GIVEN REQUEST:
Answer these questions from the padel court economics text below.
(a) What range of hourly rates per court does it give for Medan, from off-peak to prime-time?
(b) What estimated revenue per court per month does its table list?
(c) How much monthly operating profit can a single well-run court contribute?

Medan operating economics: hourly rate, occupancy and revenue per court
The build is only half the story. What turns a padel court into a business is prime-time occupancy. In Medan, hourly rates currently run roughly Rp 150,000 (off-peak) to Rp 300,000 (prime-time) per court per hour, with prime-time being weekday evenings and weekends.
Here is an illustrative monthly model for one court at a healthy ~70% prime-time occupancy:
| Metric | Illustrative value |
|---|---|
| Blended average rate / hour | Rp 200,000 – 220,000 |
| Filled hours / day / court | 8 – 9 hours |
| Occupancy at prime time | ~70% |
| Estimated revenue / court / month | Rp 50M – 65M |
| Operating margin (after staff, utilities, maintenance) | ~45% – 55% |
A single well-run court in Medan can therefore contribute roughly Rp 25M to 35M of monthly operating profit. In a club, racket and ball rental, café and pro-shop sales, membership, coaching and tournament hosting layer additional revenue on top — which is where the strongest margins come from.

COLLECTED DATA:
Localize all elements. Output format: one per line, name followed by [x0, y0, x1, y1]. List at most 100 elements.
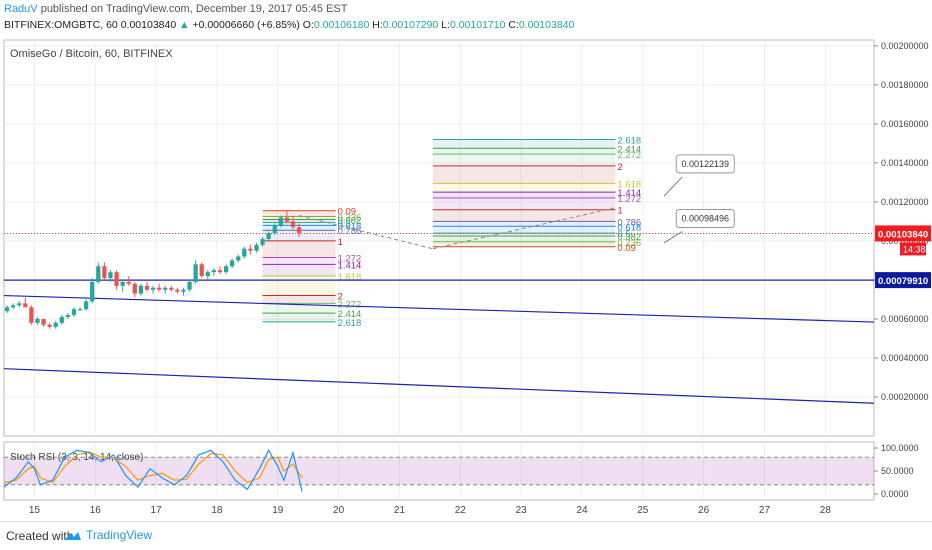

EXPECTED ANSWER:
(a) Roughly Rp 150,000 off-peak to Rp 300,000 prime-time per court per hour.
(b) Rp 50M – 65M.
(c) Roughly Rp 25M to 35M.